**Source text**
Video: Westside Awards presented at West Seattle Chamber of Commerce; Mayor Murray keynotes

April 3, 2014 at 11:28 pm | In West Seattle businesses, West Seattle news, West Seattle people | 11 Comments

Photos/video by Patrick Sand
Story by Tracy Record
West Seattle Blog co-publishers

“All businesses need a voice,” said West Seattle Chamber of Commerce board chair Nancy Woodland, toward the start of this morning’s Westside Awards breakfast at Salty’s on Alki (WSB sponsor). “We get so much more done, coming together, and that is the value of your Chamber of Commerce … where your voice can join other voices and be heard throughout the city.”

One proof of the citywide audience – the keynote speaker was Mayor Ed Murray, who lived in West Seattle in childhood:

Later in this story, you’ll see our video of what he had to say, and how he answered questions from those in attendance – but this story is about the Westside Award winners, first announced one week ago.

Being part of the Chamber means visibility, Woodland added, and that’s certainly one benefit of the annual Westside Awards. The video atop this story features the entirety of today’s presentations, so you can hear for yourself what they said. We took photos, too:

Westside Business of the Year, for General Biodiesel, was accepted by founder Yale Wong:

He and team members posed out on the Salty’s deck afterward:

Wong said GB now recycles oil from 3,000 restaurants around the Northwest.

Westside Emerging Business of the Year, for Second Gear Sports, a consignment shop for sports, exercise, and fitness gear, was accepted by proprietor Mark Bremen:

Bremen said that in just 7 months of operation, they’ve already had 400 consigners and thousands of items.

Westside Non-Profit of the Year, the West Seattle Food Bank – here’s their team picture:

The Food Bank helped more than 37,000 families last year alone.

And the Westsider of the Year, Josh Sutton of the West Seattle and Fauntleroy Y (WSB sponsor) and Rotary Club of West Seattle, with wife Susan and son Guthrie, who introduced him:

This was the first awards breakfast since Lynn Dennis became CEO.

**Extracted information**

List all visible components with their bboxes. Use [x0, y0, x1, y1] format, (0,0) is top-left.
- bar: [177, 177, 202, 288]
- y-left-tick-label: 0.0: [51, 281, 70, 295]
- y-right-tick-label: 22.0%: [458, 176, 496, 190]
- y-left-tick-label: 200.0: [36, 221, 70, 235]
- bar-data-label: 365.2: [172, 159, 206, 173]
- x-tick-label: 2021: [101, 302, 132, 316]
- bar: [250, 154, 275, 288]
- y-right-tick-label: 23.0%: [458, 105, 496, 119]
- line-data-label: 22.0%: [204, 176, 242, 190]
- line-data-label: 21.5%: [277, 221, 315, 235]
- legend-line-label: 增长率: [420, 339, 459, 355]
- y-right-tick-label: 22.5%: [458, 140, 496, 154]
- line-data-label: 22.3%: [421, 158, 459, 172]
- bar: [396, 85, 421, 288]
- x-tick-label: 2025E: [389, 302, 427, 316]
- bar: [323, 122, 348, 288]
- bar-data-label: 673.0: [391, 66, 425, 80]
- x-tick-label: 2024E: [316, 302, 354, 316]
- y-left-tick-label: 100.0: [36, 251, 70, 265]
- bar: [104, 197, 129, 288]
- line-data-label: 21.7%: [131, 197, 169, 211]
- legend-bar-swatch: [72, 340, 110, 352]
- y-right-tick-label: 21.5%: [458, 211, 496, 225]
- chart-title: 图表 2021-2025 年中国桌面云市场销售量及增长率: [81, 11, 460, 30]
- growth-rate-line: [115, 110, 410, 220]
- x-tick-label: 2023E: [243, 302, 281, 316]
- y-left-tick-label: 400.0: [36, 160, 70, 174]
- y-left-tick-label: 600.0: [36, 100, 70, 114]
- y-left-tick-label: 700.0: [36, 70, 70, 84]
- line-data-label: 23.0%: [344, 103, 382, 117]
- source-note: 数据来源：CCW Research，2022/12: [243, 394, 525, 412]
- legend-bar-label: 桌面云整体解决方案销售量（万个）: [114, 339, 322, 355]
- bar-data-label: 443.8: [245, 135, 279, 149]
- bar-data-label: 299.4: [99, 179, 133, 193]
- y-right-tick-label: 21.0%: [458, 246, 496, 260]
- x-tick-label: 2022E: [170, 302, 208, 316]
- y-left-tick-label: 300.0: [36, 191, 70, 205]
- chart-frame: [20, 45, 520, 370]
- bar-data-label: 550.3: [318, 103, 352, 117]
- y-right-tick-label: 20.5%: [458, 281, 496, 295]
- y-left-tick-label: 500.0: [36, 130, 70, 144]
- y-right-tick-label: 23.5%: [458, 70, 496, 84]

---

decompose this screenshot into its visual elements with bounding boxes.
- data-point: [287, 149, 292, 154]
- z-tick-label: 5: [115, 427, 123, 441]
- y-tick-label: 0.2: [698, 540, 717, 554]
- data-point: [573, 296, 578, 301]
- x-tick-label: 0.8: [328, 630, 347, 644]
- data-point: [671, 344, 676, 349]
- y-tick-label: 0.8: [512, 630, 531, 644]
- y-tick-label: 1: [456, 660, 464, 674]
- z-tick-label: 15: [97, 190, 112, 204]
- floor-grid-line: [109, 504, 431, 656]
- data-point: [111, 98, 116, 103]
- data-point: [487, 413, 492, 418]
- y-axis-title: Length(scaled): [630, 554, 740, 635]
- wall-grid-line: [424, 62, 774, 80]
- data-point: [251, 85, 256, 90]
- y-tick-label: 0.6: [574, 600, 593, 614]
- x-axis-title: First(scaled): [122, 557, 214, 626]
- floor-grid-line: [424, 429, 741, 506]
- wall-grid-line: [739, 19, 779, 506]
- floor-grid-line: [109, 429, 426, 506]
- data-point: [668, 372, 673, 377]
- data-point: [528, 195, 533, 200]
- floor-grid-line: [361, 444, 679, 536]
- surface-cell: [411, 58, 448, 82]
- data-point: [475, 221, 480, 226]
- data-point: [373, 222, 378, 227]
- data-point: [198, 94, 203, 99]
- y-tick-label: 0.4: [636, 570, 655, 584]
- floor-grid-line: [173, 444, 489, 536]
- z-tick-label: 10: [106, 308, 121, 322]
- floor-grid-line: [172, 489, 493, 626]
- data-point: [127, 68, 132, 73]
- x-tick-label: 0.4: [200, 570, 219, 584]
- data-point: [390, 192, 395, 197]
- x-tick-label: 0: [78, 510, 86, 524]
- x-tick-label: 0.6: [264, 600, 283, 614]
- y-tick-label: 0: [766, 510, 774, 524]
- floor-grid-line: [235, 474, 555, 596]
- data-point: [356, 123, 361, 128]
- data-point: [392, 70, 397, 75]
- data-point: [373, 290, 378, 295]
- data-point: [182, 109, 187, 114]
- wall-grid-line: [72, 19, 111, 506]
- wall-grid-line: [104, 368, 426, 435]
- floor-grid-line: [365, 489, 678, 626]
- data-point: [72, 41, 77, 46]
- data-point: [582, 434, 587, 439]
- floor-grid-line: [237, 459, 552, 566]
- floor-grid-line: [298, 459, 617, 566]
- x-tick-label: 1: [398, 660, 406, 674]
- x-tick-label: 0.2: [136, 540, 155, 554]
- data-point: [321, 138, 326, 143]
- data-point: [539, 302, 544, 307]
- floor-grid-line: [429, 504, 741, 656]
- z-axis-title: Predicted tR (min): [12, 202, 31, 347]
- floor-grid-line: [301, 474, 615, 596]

**Task instructions**
**a.** Rewrite the paragraph of the Westside Awards article that begins "All businesses need a voice" as two sentences, keeping its main facts.
**b.** Answer these questions from the Westside Awards article, one per line:
(i) From how many restaurants around the Northwest does General Biodiesel now recycle oil?
(ii) How many consigners has Second Gear Sports had in its first 7 months of operation?
(iii) How many families did the West Seattle Food Bank help last year?

**Answers provided**
**a.** Near the start of the Westside Awards breakfast at Salty's on Alki, West Seattle Chamber of Commerce board chair Nancy Woodland said that all businesses need a voice. She said members get much more done by coming together, and that the Chamber's value is that their voices can join others and be heard throughout the city.

**b.**
(i) 3,000
(ii) 400
(iii) More than 37,000